▶ [Figure collection entries]:

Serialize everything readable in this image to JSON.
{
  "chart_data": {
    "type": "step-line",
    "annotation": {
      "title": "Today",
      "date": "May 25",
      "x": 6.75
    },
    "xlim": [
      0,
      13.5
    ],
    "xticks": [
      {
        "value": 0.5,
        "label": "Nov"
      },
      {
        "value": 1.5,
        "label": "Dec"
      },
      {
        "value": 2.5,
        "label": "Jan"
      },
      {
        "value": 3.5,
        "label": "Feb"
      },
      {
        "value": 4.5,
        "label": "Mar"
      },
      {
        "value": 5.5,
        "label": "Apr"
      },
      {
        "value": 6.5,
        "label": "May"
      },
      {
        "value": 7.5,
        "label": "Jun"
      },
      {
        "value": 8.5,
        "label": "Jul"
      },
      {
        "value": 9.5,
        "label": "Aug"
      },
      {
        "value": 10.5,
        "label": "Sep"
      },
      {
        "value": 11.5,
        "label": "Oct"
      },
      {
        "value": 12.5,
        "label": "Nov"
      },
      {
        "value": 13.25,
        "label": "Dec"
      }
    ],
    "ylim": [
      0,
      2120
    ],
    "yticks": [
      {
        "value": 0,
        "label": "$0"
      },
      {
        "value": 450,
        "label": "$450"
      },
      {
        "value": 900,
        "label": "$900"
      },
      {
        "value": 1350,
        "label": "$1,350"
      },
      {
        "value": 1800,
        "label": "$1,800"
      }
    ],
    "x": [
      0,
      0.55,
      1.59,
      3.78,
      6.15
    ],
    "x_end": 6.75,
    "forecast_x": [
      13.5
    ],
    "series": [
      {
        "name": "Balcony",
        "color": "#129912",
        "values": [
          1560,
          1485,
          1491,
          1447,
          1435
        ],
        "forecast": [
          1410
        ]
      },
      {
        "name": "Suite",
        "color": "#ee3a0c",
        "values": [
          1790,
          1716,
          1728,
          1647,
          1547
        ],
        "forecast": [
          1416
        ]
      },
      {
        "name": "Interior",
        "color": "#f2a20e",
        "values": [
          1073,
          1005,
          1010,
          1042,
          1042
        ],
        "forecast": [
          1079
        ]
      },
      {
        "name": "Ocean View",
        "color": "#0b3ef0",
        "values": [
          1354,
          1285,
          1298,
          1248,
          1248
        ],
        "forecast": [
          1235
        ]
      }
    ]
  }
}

▶ [Do this]: Recopy the whole listing exactly.

▶ [Response]:
Serialize everything readable in this image to JSON.
{
  "chart_data": {
    "type": "step-line",
    "annotation": {
      "title": "Today",
      "date": "May 25",
      "x": 6.75
    },
    "xlim": [
      0,
      13.5
    ],
    "xticks": [
      {
        "value": 0.5,
        "label": "Nov"
      },
      {
        "value": 1.5,
        "label": "Dec"
      },
      {
        "value": 2.5,
        "label": "Jan"
      },
      {
        "value": 3.5,
        "label": "Feb"
      },
      {
        "value": 4.5,
        "label": "Mar"
      },
      {
        "value": 5.5,
        "label": "Apr"
      },
      {
        "value": 6.5,
        "label": "May"
      },
      {
        "value": 7.5,
        "label": "Jun"
      },
      {
        "value": 8.5,
        "label": "Jul"
      },
      {
        "value": 9.5,
        "label": "Aug"
      },
      {
        "value": 10.5,
        "label": "Sep"
      },
      {
        "value": 11.5,
        "label": "Oct"
      },
      {
        "value": 12.5,
        "label": "Nov"
      },
      {
        "value": 13.25,
        "label": "Dec"
      }
    ],
    "ylim": [
      0,
      2120
    ],
    "yticks": [
      {
        "value": 0,
        "label": "$0"
      },
      {
        "value": 450,
        "label": "$450"
      },
      {
        "value": 900,
        "label": "$900"
      },
      {
        "value": 1350,
        "label": "$1,350"
      },
      {
        "value": 1800,
        "label": "$1,800"
      }
    ],
    "x": [
      0,
      0.55,
      1.59,
      3.78,
      6.15
    ],
    "x_end": 6.75,
    "forecast_x": [
      13.5
    ],
    "series": [
      {
        "name": "Balcony",
        "color": "#129912",
        "values": [
          1560,
          1485,
          1491,
          1447,
          1435
        ],
        "forecast": [
          1410
        ]
      },
      {
        "name": "Suite",
        "color": "#ee3a0c",
        "values": [
          1790,
          1716,
          1728,
          1647,
          1547
        ],
        "forecast": [
          1416
        ]
      },
      {
        "name": "Interior",
        "color": "#f2a20e",
        "values": [
          1073,
          1005,
          1010,
          1042,
          1042
        ],
        "forecast": [
          1079
        ]
      },
      {
        "name": "Ocean View",
        "color": "#0b3ef0",
        "values": [
          1354,
          1285,
          1298,
          1248,
          1248
        ],
        "forecast": [
          1235
        ]
      }
    ]
  }
}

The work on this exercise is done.